Copy out the following entries line for line, without any changes.

ROWS
────────

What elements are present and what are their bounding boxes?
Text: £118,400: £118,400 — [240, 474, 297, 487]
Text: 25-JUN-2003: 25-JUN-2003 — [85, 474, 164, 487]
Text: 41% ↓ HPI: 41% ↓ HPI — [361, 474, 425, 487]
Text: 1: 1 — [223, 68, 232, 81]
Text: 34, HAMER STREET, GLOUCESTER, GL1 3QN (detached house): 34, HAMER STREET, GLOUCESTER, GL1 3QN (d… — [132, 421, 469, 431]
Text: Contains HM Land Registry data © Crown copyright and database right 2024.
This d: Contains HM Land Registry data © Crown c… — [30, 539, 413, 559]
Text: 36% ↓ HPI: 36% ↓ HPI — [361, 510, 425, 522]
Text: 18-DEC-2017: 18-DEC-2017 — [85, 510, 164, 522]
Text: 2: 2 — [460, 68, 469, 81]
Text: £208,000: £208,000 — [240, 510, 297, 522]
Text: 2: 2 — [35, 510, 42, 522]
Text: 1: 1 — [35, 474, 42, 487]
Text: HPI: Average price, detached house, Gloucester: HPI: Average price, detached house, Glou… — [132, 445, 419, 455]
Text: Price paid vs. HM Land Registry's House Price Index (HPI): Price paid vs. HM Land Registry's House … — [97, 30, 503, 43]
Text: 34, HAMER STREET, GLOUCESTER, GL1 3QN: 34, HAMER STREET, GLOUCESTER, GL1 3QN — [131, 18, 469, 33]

────────

FULL OUTPUT
What elements are present and what are their bounding boxes?
Text: £118,400: £118,400 — [240, 474, 297, 487]
Text: 25-JUN-2003: 25-JUN-2003 — [85, 474, 164, 487]
Text: 41% ↓ HPI: 41% ↓ HPI — [361, 474, 425, 487]
Text: 1: 1 — [223, 68, 232, 81]
Text: 34, HAMER STREET, GLOUCESTER, GL1 3QN (detached house): 34, HAMER STREET, GLOUCESTER, GL1 3QN (d… — [132, 421, 469, 431]
Text: Contains HM Land Registry data © Crown copyright and database right 2024.
This d: Contains HM Land Registry data © Crown c… — [30, 539, 413, 559]
Text: 36% ↓ HPI: 36% ↓ HPI — [361, 510, 425, 522]
Text: 18-DEC-2017: 18-DEC-2017 — [85, 510, 164, 522]
Text: 2: 2 — [460, 68, 469, 81]
Text: £208,000: £208,000 — [240, 510, 297, 522]
Text: 2: 2 — [35, 510, 42, 522]
Text: 1: 1 — [35, 474, 42, 487]
Text: HPI: Average price, detached house, Gloucester: HPI: Average price, detached house, Glou… — [132, 445, 419, 455]
Text: Price paid vs. HM Land Registry's House Price Index (HPI): Price paid vs. HM Land Registry's House … — [97, 30, 503, 43]
Text: 34, HAMER STREET, GLOUCESTER, GL1 3QN: 34, HAMER STREET, GLOUCESTER, GL1 3QN — [131, 18, 469, 33]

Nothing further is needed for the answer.